┌─ Data section

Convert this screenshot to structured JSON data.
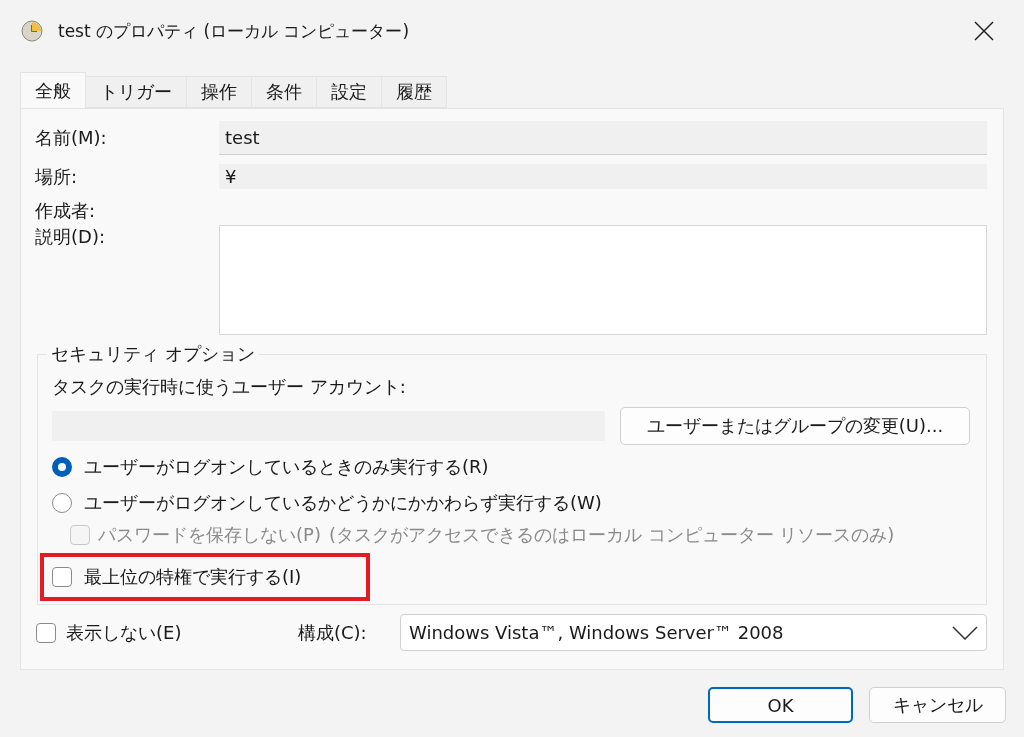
{
  "window": {
    "title": "test のプロパティ (ローカル コンピューター)"
  },
  "tabs": [
    {
      "label": "全般",
      "selected": true
    },
    {
      "label": "トリガー",
      "selected": false
    },
    {
      "label": "操作",
      "selected": false
    },
    {
      "label": "条件",
      "selected": false
    },
    {
      "label": "設定",
      "selected": false
    },
    {
      "label": "履歴",
      "selected": false
    }
  ],
  "general": {
    "name_label": "名前(M):",
    "name_value": "test",
    "location_label": "場所:",
    "location_value": "¥",
    "author_label": "作成者:",
    "description_label": "説明(D):"
  },
  "security": {
    "title": "セキュリティ オプション",
    "account_label": "タスクの実行時に使うユーザー アカウント:",
    "change_button": "ユーザーまたはグループの変更(U)...",
    "radios": [
      {
        "label": "ユーザーがログオンしているときのみ実行する(R)",
        "selected": true
      },
      {
        "label": "ユーザーがログオンしているかどうかにかかわらず実行する(W)",
        "selected": false
      }
    ],
    "password": {
      "label": "パスワードを保存しない(P)",
      "note": "(タスクがアクセスできるのはローカル コンピューター リソースのみ)",
      "checked": false,
      "disabled": true
    },
    "highest": {
      "label": "最上位の特権で実行する(I)",
      "checked": false,
      "highlighted": true
    }
  },
  "hidden": {
    "label": "表示しない(E)",
    "checked": false
  },
  "configure": {
    "label": "構成(C):",
    "value": "Windows Vista™, Windows Server™ 2008"
  },
  "buttons": [
    {
      "label": "OK",
      "kind": "default"
    },
    {
      "label": "キャンセル",
      "kind": "normal"
    }
  ]
}
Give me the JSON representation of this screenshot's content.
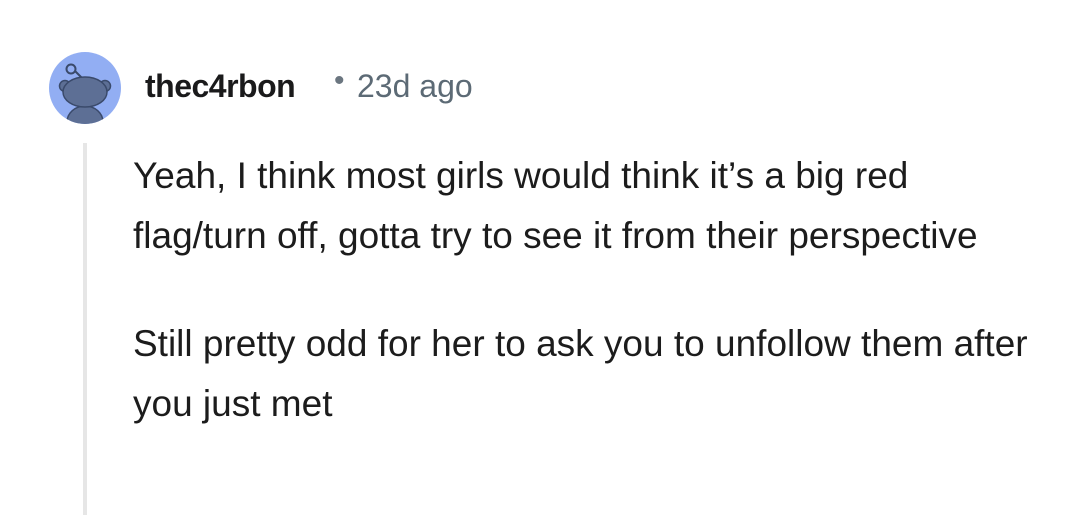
{
  "comment": {
    "author": "thec4rbon",
    "separator": "•",
    "time": "23d ago",
    "avatar_icon": "reddit-snoo-avatar-icon",
    "avatar_color": "#92aef3",
    "paragraphs": [
      "Yeah, I think most girls would think it’s a big red flag/turn off, gotta try to see it from their perspective",
      "Still pretty odd for her to ask you to unfollow them after you just met"
    ]
  }
}
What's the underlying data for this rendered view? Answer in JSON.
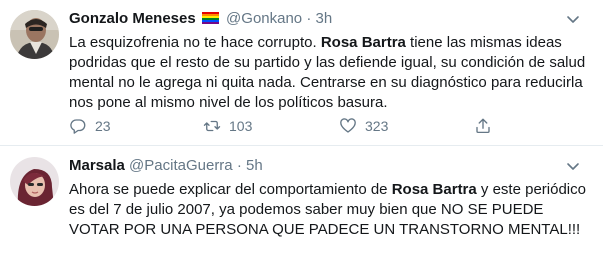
{
  "tweets": [
    {
      "name": "Gonzalo Meneses",
      "handle": "@Gonkano",
      "dot": "·",
      "time": "3h",
      "text_parts": [
        "La esquizofrenia no te hace corrupto. ",
        "Rosa Bartra",
        " tiene las mismas ideas podridas que el resto de su partido y las defiende igual, su condición de salud mental no le agrega ni quita nada. Centrarse en su diagnóstico para reducirla nos pone al mismo nivel de los políticos basura."
      ],
      "replies": "23",
      "retweets": "103",
      "likes": "323"
    },
    {
      "name": "Marsala",
      "handle": "@PacitaGuerra",
      "dot": "·",
      "time": "5h",
      "text_parts": [
        "Ahora se puede explicar del comportamiento de ",
        "Rosa Bartra",
        " y este periódico es del 7 de julio 2007,  ya podemos saber muy bien que NO SE PUEDE VOTAR POR UNA PERSONA QUE PADECE UN TRANSTORNO MENTAL!!!"
      ]
    }
  ],
  "icons": {
    "flag": "rainbow-flag-icon",
    "caret": "chevron-down-icon",
    "reply": "reply-icon",
    "retweet": "retweet-icon",
    "like": "heart-icon",
    "share": "share-icon"
  },
  "colors": {
    "text": "#14171a",
    "secondary": "#657786",
    "divider": "#e6ecf0"
  }
}
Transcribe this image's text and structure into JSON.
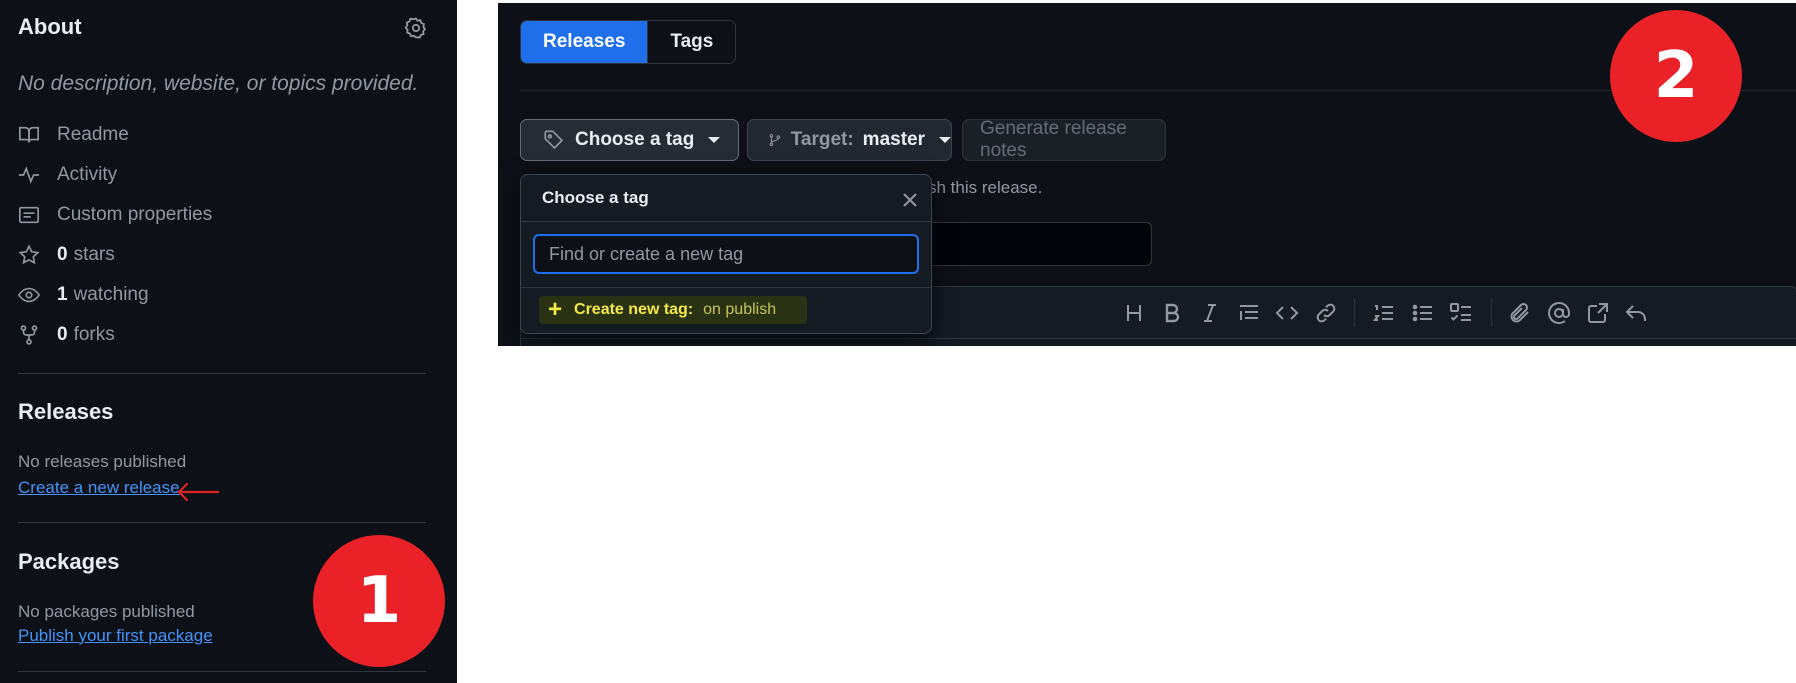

└─

### What is being asked
Among the entries above, how many lines include the word "true"? Reply with the number only.

### Response to the exercise
4